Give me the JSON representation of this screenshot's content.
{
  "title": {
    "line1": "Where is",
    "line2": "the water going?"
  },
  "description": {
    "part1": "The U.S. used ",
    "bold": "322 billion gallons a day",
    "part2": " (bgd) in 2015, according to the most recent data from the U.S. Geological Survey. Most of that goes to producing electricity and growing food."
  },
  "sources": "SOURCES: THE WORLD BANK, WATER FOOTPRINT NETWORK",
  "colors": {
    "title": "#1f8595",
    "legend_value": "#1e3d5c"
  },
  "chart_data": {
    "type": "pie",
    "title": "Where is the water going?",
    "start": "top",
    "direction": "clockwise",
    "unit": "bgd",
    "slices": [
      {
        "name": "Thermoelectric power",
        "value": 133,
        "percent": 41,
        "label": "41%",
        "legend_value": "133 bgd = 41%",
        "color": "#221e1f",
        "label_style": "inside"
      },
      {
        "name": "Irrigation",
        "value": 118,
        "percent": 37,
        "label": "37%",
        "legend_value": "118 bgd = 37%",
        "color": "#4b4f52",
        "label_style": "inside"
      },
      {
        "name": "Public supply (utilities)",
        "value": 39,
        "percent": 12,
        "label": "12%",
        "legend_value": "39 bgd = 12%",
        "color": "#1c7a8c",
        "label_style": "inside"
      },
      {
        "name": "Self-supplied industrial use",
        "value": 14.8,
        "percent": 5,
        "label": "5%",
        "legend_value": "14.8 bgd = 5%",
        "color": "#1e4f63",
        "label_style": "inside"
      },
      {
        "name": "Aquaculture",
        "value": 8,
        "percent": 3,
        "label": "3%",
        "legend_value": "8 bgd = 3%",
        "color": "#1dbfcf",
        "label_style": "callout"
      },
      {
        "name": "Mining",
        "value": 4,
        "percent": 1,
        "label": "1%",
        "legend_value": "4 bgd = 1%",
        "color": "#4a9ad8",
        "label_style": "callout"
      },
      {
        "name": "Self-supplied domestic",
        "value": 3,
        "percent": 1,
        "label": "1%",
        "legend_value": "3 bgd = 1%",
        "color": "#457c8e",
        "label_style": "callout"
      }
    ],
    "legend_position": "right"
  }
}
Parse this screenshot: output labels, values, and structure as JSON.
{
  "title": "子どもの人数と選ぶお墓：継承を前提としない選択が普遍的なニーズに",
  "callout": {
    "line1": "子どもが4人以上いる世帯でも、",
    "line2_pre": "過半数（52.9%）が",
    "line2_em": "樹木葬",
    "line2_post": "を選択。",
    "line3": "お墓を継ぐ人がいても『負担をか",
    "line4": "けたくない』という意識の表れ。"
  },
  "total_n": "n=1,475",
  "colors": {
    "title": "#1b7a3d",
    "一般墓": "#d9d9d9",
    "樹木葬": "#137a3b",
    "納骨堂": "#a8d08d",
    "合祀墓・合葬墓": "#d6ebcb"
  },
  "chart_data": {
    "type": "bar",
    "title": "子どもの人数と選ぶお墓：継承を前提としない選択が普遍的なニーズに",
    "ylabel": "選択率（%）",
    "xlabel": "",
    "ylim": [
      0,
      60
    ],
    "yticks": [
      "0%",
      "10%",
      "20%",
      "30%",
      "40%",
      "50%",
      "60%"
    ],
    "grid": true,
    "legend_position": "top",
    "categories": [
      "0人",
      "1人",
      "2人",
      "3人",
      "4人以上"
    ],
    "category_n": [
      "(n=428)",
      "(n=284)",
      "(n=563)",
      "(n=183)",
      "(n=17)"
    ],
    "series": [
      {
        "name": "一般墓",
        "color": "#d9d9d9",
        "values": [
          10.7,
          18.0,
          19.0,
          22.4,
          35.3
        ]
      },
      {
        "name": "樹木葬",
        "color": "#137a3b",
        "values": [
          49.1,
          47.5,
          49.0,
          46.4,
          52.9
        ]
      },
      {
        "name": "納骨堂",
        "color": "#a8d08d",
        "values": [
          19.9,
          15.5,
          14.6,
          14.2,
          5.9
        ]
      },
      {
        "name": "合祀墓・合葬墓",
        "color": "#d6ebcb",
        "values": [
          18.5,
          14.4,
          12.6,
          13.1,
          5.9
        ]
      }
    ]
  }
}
* * *
Goal →
Find the word "Where" in the material, then list each line that holds it.

Task solution →
    "line1": "Where is",
    "title": "Where is the water going?",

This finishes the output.